Data section:

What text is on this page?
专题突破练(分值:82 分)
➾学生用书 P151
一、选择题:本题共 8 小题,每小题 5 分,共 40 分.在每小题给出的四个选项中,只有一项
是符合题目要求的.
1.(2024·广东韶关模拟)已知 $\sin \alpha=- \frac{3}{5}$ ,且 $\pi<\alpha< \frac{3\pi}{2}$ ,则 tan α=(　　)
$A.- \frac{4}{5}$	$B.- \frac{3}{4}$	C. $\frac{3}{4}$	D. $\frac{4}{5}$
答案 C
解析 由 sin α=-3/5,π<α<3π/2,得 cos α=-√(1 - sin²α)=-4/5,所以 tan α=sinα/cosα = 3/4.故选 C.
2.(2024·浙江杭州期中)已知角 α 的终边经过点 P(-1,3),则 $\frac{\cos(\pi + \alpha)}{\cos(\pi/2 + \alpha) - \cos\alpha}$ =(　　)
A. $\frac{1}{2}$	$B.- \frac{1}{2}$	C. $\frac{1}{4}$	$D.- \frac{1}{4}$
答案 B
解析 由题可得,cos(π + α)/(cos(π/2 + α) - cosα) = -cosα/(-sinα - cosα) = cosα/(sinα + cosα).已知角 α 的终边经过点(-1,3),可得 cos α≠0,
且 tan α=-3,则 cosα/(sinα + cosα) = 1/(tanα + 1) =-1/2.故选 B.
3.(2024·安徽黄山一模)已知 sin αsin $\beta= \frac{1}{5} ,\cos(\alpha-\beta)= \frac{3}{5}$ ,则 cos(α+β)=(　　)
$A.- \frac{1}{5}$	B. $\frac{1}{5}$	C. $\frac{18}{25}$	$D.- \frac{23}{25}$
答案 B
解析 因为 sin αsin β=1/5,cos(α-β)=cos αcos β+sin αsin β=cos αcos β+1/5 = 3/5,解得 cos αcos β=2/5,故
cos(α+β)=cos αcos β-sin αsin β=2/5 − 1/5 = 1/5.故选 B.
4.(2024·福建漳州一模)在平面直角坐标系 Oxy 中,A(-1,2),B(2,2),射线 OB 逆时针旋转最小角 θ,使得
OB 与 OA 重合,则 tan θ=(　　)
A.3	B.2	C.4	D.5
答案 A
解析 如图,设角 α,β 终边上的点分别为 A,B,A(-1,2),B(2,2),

Set exercise:
Take the data above and return it exactly.

Expected answer:
What text is on this page?
专题突破练(分值:82 分)
➾学生用书 P151
一、选择题:本题共 8 小题,每小题 5 分,共 40 分.在每小题给出的四个选项中,只有一项
是符合题目要求的.
1.(2024·广东韶关模拟)已知 $\sin \alpha=- \frac{3}{5}$ ,且 $\pi<\alpha< \frac{3\pi}{2}$ ,则 tan α=(　　)
$A.- \frac{4}{5}$	$B.- \frac{3}{4}$	C. $\frac{3}{4}$	D. $\frac{4}{5}$
答案 C
解析 由 sin α=-3/5,π<α<3π/2,得 cos α=-√(1 - sin²α)=-4/5,所以 tan α=sinα/cosα = 3/4.故选 C.
2.(2024·浙江杭州期中)已知角 α 的终边经过点 P(-1,3),则 $\frac{\cos(\pi + \alpha)}{\cos(\pi/2 + \alpha) - \cos\alpha}$ =(　　)
A. $\frac{1}{2}$	$B.- \frac{1}{2}$	C. $\frac{1}{4}$	$D.- \frac{1}{4}$
答案 B
解析 由题可得,cos(π + α)/(cos(π/2 + α) - cosα) = -cosα/(-sinα - cosα) = cosα/(sinα + cosα).已知角 α 的终边经过点(-1,3),可得 cos α≠0,
且 tan α=-3,则 cosα/(sinα + cosα) = 1/(tanα + 1) =-1/2.故选 B.
3.(2024·安徽黄山一模)已知 sin αsin $\beta= \frac{1}{5} ,\cos(\alpha-\beta)= \frac{3}{5}$ ,则 cos(α+β)=(　　)
$A.- \frac{1}{5}$	B. $\frac{1}{5}$	C. $\frac{18}{25}$	$D.- \frac{23}{25}$
答案 B
解析 因为 sin αsin β=1/5,cos(α-β)=cos αcos β+sin αsin β=cos αcos β+1/5 = 3/5,解得 cos αcos β=2/5,故
cos(α+β)=cos αcos β-sin αsin β=2/5 − 1/5 = 1/5.故选 B.
4.(2024·福建漳州一模)在平面直角坐标系 Oxy 中,A(-1,2),B(2,2),射线 OB 逆时针旋转最小角 θ,使得
OB 与 OA 重合,则 tan θ=(　　)
A.3	B.2	C.4	D.5
答案 A
解析 如图,设角 α,β 终边上的点分别为 A,B,A(-1,2),B(2,2),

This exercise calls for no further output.